━━ DATASET EXTRACT ━━

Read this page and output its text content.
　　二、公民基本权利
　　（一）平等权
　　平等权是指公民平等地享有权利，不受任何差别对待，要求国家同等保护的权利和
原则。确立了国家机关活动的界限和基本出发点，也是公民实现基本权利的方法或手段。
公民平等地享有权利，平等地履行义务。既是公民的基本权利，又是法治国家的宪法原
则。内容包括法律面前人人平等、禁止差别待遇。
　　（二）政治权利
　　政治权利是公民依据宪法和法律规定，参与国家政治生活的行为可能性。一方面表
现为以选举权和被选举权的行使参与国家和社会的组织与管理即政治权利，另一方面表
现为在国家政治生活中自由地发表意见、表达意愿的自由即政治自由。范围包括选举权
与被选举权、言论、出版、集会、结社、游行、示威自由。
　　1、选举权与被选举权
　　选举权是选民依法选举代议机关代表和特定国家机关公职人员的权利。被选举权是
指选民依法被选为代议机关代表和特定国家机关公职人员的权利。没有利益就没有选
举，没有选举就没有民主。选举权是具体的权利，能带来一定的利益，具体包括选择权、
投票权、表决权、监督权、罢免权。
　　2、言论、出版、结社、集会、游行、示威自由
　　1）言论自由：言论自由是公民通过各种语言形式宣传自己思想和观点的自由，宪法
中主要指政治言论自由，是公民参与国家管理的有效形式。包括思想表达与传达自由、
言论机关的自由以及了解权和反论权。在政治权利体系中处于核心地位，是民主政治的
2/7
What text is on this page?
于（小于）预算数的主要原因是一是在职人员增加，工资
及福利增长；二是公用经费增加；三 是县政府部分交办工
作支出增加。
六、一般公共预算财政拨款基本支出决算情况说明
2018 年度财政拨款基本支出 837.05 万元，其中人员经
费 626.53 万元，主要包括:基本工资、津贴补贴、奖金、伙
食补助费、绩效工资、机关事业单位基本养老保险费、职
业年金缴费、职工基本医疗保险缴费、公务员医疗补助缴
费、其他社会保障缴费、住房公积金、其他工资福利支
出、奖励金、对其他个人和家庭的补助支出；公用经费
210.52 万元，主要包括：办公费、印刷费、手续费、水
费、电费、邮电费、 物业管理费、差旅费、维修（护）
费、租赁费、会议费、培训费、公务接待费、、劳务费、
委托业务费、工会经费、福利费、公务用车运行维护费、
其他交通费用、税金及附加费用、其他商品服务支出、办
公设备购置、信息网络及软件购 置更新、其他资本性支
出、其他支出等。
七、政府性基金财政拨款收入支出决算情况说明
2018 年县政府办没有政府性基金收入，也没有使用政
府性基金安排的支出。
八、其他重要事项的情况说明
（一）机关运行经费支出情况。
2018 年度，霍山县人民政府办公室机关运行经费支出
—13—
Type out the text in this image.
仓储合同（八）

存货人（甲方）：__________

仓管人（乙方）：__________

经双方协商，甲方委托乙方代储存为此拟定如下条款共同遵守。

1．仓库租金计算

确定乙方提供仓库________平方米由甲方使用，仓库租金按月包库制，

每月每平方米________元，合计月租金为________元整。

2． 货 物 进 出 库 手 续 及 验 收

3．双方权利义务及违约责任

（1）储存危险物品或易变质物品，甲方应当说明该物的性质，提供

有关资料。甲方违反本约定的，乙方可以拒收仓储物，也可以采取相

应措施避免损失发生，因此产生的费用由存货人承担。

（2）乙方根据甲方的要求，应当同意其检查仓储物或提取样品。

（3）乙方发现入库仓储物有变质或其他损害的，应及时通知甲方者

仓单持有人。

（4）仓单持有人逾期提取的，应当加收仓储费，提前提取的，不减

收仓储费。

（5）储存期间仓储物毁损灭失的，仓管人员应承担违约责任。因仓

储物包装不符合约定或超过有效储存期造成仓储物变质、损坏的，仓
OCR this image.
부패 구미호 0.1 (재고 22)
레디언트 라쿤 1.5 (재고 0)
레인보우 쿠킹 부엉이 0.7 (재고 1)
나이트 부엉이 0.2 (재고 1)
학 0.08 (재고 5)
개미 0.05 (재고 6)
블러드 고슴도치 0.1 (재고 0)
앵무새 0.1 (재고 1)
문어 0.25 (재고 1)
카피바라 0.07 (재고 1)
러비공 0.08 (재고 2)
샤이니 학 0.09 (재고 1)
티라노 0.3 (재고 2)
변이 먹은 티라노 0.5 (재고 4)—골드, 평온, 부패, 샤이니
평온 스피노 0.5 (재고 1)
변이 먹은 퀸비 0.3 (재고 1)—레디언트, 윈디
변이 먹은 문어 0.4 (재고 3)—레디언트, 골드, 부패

━━━

Set down only these lines, exactly: the line containing "Type out the text in this image." and each line after it, through the end of the listing.

Type out the text in this image.
仓储合同（八）

存货人（甲方）：__________

仓管人（乙方）：__________

经双方协商，甲方委托乙方代储存为此拟定如下条款共同遵守。

1．仓库租金计算

确定乙方提供仓库________平方米由甲方使用，仓库租金按月包库制，

每月每平方米________元，合计月租金为________元整。

2． 货 物 进 出 库 手 续 及 验 收

3．双方权利义务及违约责任

（1）储存危险物品或易变质物品，甲方应当说明该物的性质，提供

有关资料。甲方违反本约定的，乙方可以拒收仓储物，也可以采取相

应措施避免损失发生，因此产生的费用由存货人承担。

（2）乙方根据甲方的要求，应当同意其检查仓储物或提取样品。

（3）乙方发现入库仓储物有变质或其他损害的，应及时通知甲方者

仓单持有人。

（4）仓单持有人逾期提取的，应当加收仓储费，提前提取的，不减

收仓储费。

（5）储存期间仓储物毁损灭失的，仓管人员应承担违约责任。因仓

储物包装不符合约定或超过有效储存期造成仓储物变质、损坏的，仓
OCR this image.
부패 구미호 0.1 (재고 22)
레디언트 라쿤 1.5 (재고 0)
레인보우 쿠킹 부엉이 0.7 (재고 1)
나이트 부엉이 0.2 (재고 1)
학 0.08 (재고 5)
개미 0.05 (재고 6)
블러드 고슴도치 0.1 (재고 0)
앵무새 0.1 (재고 1)
문어 0.25 (재고 1)
카피바라 0.07 (재고 1)
러비공 0.08 (재고 2)
샤이니 학 0.09 (재고 1)
티라노 0.3 (재고 2)
변이 먹은 티라노 0.5 (재고 4)—골드, 평온, 부패, 샤이니
평온 스피노 0.5 (재고 1)
변이 먹은 퀸비 0.3 (재고 1)—레디언트, 윈디
변이 먹은 문어 0.4 (재고 3)—레디언트, 골드, 부패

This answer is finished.